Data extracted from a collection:

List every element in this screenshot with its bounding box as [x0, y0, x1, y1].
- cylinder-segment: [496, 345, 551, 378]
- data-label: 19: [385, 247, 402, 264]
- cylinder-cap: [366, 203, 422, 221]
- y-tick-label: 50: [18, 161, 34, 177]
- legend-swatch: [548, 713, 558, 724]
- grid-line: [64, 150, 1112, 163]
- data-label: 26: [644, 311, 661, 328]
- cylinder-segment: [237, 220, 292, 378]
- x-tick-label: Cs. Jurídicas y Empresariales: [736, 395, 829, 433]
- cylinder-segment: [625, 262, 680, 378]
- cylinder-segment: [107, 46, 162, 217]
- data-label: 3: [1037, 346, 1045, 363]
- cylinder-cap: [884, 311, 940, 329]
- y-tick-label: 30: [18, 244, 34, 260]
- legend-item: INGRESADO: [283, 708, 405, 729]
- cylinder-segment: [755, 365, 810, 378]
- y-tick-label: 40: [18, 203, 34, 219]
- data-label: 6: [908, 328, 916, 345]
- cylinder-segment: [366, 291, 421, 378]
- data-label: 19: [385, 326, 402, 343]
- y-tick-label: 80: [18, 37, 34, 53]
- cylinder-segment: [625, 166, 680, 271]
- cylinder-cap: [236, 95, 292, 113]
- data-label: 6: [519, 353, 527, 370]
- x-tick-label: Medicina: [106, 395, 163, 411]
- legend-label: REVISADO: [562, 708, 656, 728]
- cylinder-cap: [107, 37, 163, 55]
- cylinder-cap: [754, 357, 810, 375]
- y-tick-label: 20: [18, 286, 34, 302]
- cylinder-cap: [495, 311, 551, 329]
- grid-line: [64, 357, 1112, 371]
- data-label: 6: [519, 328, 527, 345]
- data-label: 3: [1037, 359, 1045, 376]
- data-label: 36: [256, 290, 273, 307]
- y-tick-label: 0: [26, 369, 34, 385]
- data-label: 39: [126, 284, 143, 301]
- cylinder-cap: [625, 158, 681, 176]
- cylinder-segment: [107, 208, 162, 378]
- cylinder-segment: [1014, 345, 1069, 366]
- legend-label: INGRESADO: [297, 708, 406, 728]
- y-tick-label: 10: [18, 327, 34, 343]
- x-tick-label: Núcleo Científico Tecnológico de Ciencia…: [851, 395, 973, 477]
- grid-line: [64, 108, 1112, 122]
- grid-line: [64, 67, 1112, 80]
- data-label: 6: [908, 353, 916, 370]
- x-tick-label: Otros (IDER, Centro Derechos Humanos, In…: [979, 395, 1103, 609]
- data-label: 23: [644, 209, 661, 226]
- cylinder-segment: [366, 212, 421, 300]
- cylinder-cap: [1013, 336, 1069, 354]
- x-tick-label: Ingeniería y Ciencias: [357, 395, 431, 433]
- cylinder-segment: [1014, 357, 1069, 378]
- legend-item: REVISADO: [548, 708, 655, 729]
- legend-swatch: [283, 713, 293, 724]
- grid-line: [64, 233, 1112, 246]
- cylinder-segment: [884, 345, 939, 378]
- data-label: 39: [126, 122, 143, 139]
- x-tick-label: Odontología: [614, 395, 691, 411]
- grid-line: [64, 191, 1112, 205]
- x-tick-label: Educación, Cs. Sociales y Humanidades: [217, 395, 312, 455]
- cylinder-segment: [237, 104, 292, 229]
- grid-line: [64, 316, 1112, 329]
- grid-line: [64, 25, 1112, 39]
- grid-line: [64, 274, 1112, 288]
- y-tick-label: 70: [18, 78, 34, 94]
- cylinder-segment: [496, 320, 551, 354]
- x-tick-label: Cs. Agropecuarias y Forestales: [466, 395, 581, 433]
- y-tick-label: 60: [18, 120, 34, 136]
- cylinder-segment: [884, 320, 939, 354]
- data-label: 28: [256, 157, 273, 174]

GIVEN TASK: Transcribe every line of the entries above without changing anything.

THE ANSWER:
List every element in this screenshot with its bounding box as [x0, y0, x1, y1].
- cylinder-segment: [496, 345, 551, 378]
- data-label: 19: [385, 247, 402, 264]
- cylinder-cap: [366, 203, 422, 221]
- y-tick-label: 50: [18, 161, 34, 177]
- legend-swatch: [548, 713, 558, 724]
- grid-line: [64, 150, 1112, 163]
- data-label: 26: [644, 311, 661, 328]
- cylinder-segment: [237, 220, 292, 378]
- x-tick-label: Cs. Jurídicas y Empresariales: [736, 395, 829, 433]
- cylinder-segment: [625, 262, 680, 378]
- cylinder-segment: [107, 46, 162, 217]
- data-label: 3: [1037, 346, 1045, 363]
- cylinder-cap: [884, 311, 940, 329]
- y-tick-label: 30: [18, 244, 34, 260]
- legend-item: INGRESADO: [283, 708, 405, 729]
- cylinder-segment: [755, 365, 810, 378]
- y-tick-label: 40: [18, 203, 34, 219]
- data-label: 6: [908, 328, 916, 345]
- cylinder-segment: [366, 291, 421, 378]
- data-label: 19: [385, 326, 402, 343]
- y-tick-label: 80: [18, 37, 34, 53]
- cylinder-segment: [625, 166, 680, 271]
- cylinder-cap: [236, 95, 292, 113]
- data-label: 6: [519, 353, 527, 370]
- x-tick-label: Medicina: [106, 395, 163, 411]
- legend-label: REVISADO: [562, 708, 656, 728]
- cylinder-cap: [107, 37, 163, 55]
- cylinder-cap: [754, 357, 810, 375]
- y-tick-label: 20: [18, 286, 34, 302]
- cylinder-cap: [495, 311, 551, 329]
- grid-line: [64, 357, 1112, 371]
- data-label: 6: [519, 328, 527, 345]
- data-label: 3: [1037, 359, 1045, 376]
- data-label: 36: [256, 290, 273, 307]
- y-tick-label: 0: [26, 369, 34, 385]
- data-label: 39: [126, 284, 143, 301]
- cylinder-cap: [625, 158, 681, 176]
- cylinder-segment: [107, 208, 162, 378]
- cylinder-segment: [1014, 345, 1069, 366]
- legend-label: INGRESADO: [297, 708, 406, 728]
- y-tick-label: 10: [18, 327, 34, 343]
- x-tick-label: Núcleo Científico Tecnológico de Ciencia…: [851, 395, 973, 477]
- grid-line: [64, 108, 1112, 122]
- grid-line: [64, 67, 1112, 80]
- data-label: 6: [908, 353, 916, 370]
- x-tick-label: Otros (IDER, Centro Derechos Humanos, In…: [979, 395, 1103, 609]
- data-label: 23: [644, 209, 661, 226]
- cylinder-segment: [366, 212, 421, 300]
- cylinder-cap: [1013, 336, 1069, 354]
- x-tick-label: Ingeniería y Ciencias: [357, 395, 431, 433]
- cylinder-segment: [1014, 357, 1069, 378]
- legend-item: REVISADO: [548, 708, 655, 729]
- legend-swatch: [283, 713, 293, 724]
- grid-line: [64, 233, 1112, 246]
- cylinder-segment: [884, 345, 939, 378]
- data-label: 39: [126, 122, 143, 139]
- x-tick-label: Odontología: [614, 395, 691, 411]
- grid-line: [64, 191, 1112, 205]
- x-tick-label: Educación, Cs. Sociales y Humanidades: [217, 395, 312, 455]
- cylinder-segment: [237, 104, 292, 229]
- grid-line: [64, 316, 1112, 329]
- grid-line: [64, 25, 1112, 39]
- grid-line: [64, 274, 1112, 288]
- y-tick-label: 70: [18, 78, 34, 94]
- cylinder-segment: [496, 320, 551, 354]
- x-tick-label: Cs. Agropecuarias y Forestales: [466, 395, 581, 433]
- y-tick-label: 60: [18, 120, 34, 136]
- cylinder-segment: [884, 320, 939, 354]
- data-label: 28: [256, 157, 273, 174]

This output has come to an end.